Set problem: Copy the material that follows word for word and omit its pictures.

Saved entries:
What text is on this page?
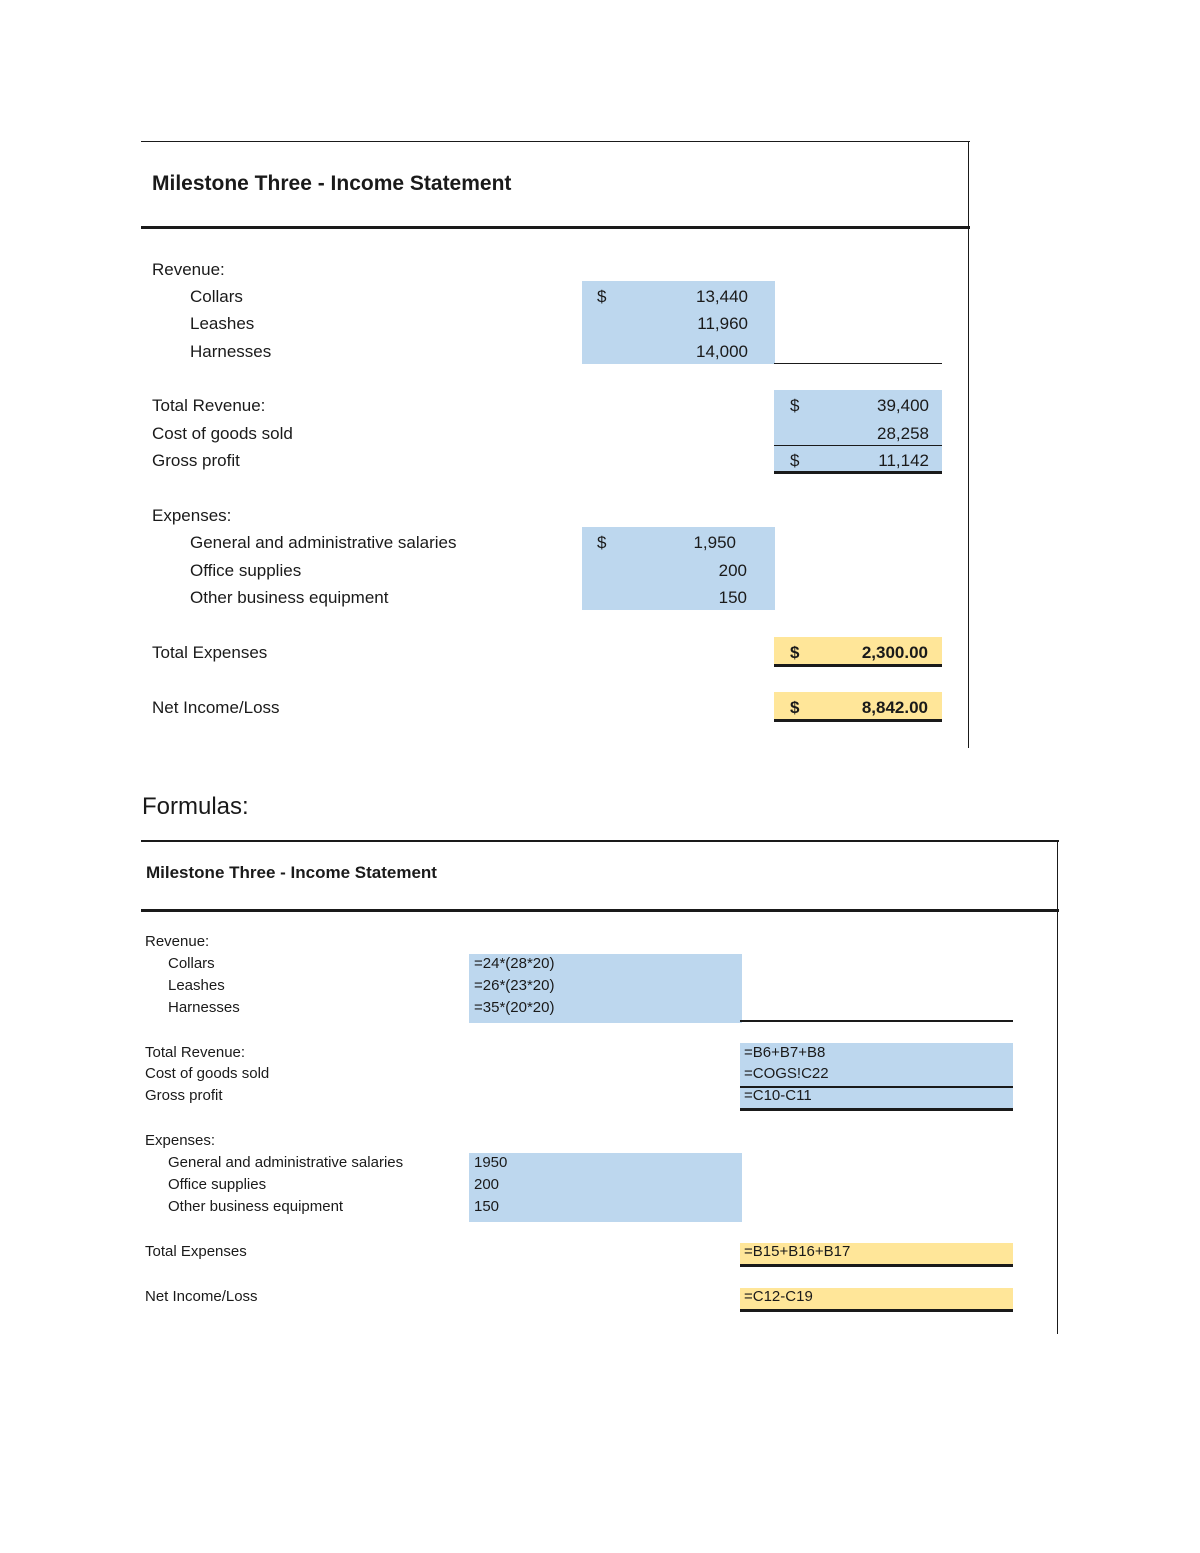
Milestone Three - Income Statement
Revenue:
Collars
Leashes
Harnesses
Total Revenue:
Cost of goods sold
Gross profit
Expenses:
General and administrative salaries
Office supplies
Other business equipment
Total Expenses
Net Income/Loss
$
$
$
$
$
$
13,440
11,960
14,000
39,400
28,258
11,142
1,950
200
150
2,300.00
8,842.00
Formulas:
Milestone Three - Income Statement
Revenue:
Collars
Leashes
Harnesses
Total Revenue:
Cost of goods sold
Gross profit
Expenses:
General and administrative salaries
Office supplies
Other business equipment
Total Expenses
Net Income/Loss
=24*(28*20)
=26*(23*20)
=35*(20*20)
=B6+B7+B8
=COGS!C22
=C10-C11
1950
200
150
=B15+B16+B17
=C12-C19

Full response:
What text is on this page?
Milestone Three - Income Statement
Revenue:
Collars
Leashes
Harnesses
Total Revenue:
Cost of goods sold
Gross profit
Expenses:
General and administrative salaries
Office supplies
Other business equipment
Total Expenses
Net Income/Loss
$
$
$
$
$
$
13,440
11,960
14,000
39,400
28,258
11,142
1,950
200
150
2,300.00
8,842.00
Formulas:
Milestone Three - Income Statement
Revenue:
Collars
Leashes
Harnesses
Total Revenue:
Cost of goods sold
Gross profit
Expenses:
General and administrative salaries
Office supplies
Other business equipment
Total Expenses
Net Income/Loss
=24*(28*20)
=26*(23*20)
=35*(20*20)
=B6+B7+B8
=COGS!C22
=C10-C11
1950
200
150
=B15+B16+B17
=C12-C19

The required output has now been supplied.